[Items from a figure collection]
— start —

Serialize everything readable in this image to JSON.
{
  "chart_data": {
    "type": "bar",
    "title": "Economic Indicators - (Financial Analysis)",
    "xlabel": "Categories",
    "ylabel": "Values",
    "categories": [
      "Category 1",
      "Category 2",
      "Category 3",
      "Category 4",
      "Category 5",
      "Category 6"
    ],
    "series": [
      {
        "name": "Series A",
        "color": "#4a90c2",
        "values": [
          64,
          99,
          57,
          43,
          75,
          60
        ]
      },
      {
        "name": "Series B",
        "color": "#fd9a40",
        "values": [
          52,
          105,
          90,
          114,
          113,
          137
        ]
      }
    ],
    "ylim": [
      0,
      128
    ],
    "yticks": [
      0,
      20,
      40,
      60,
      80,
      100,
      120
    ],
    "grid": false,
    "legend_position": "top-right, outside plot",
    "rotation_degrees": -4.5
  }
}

— end —
— start —

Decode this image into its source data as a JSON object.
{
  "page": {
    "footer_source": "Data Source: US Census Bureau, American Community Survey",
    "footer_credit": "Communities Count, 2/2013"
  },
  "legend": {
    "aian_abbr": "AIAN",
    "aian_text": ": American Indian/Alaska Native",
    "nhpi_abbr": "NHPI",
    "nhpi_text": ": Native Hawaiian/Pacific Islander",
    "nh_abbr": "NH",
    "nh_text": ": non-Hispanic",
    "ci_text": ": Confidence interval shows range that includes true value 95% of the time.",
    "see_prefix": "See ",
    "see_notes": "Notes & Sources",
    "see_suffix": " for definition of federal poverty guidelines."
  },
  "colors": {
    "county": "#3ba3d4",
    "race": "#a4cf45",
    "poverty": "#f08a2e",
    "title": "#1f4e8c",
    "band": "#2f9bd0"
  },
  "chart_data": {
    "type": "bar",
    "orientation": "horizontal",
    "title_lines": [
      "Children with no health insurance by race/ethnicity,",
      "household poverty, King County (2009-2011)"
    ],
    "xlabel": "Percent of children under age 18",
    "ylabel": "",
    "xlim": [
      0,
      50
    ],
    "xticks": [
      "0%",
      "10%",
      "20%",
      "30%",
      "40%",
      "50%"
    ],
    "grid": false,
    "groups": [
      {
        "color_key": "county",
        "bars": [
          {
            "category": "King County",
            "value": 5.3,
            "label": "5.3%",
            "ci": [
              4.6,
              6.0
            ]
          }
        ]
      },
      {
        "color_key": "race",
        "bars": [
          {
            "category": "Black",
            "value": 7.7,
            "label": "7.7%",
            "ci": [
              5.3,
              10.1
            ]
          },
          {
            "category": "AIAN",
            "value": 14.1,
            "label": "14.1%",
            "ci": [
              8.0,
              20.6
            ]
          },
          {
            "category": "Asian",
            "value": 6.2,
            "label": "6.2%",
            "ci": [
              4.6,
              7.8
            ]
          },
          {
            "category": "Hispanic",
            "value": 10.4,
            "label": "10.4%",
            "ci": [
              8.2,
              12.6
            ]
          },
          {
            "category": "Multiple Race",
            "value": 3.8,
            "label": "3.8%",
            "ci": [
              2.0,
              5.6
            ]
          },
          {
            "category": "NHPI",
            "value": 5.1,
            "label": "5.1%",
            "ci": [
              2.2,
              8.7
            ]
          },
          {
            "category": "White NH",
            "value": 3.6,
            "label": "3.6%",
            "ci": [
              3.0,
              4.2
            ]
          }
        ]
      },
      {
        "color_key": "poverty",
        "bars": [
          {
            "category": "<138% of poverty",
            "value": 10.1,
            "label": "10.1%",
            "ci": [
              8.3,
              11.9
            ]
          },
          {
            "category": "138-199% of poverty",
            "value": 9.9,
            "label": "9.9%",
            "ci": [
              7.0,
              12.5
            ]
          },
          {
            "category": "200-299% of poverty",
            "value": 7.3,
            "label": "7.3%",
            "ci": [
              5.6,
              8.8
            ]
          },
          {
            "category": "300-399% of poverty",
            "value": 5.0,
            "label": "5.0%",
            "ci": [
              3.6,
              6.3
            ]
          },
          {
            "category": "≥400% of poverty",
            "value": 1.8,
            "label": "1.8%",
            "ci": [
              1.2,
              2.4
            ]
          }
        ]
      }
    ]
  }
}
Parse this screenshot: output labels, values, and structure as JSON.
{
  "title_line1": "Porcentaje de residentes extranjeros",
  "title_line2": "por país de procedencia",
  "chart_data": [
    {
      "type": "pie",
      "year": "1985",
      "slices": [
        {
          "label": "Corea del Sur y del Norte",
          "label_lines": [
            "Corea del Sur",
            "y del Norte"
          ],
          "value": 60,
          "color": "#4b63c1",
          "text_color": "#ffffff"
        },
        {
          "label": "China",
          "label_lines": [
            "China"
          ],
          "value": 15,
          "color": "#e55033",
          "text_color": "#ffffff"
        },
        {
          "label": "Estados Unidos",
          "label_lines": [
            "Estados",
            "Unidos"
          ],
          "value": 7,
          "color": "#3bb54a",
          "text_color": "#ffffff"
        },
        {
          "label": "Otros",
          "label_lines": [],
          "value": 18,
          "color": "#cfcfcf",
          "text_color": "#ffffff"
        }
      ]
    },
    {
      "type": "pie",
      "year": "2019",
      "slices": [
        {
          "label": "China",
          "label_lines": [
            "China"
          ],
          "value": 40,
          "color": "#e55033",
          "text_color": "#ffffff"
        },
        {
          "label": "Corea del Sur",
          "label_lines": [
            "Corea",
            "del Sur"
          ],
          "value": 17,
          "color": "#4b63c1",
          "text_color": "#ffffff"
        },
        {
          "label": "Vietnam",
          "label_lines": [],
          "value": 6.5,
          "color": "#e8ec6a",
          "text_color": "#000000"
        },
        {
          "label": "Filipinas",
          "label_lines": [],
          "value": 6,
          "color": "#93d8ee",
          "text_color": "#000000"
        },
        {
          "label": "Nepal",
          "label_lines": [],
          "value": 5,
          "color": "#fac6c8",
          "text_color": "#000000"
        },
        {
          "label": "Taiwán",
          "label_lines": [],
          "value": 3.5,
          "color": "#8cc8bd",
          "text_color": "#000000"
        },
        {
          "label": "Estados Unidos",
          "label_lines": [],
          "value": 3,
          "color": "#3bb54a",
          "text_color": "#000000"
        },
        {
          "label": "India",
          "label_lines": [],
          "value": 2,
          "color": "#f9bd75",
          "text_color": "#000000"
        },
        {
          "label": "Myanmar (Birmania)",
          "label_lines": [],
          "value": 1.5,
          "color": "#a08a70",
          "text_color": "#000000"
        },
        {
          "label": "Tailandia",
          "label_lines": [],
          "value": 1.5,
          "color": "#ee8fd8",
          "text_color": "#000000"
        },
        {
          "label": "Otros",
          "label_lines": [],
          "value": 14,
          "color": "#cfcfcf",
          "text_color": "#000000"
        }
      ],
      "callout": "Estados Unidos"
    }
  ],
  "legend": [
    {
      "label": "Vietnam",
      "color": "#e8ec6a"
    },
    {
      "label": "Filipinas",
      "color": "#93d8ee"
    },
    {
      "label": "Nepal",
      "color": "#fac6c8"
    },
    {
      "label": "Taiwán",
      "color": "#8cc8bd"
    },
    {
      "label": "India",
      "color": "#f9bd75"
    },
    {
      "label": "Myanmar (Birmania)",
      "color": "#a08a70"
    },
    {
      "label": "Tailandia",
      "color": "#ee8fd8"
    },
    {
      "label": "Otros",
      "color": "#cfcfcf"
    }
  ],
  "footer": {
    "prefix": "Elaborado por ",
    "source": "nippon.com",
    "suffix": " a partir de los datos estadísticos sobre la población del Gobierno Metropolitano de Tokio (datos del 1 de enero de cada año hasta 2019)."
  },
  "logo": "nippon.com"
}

— end —

> THE TASK
Copy all the lines above that hold the string "Myanmar".

> TASK ANSWER
          "label": "Myanmar (Birmania)",
      "label": "Myanmar (Birmania)",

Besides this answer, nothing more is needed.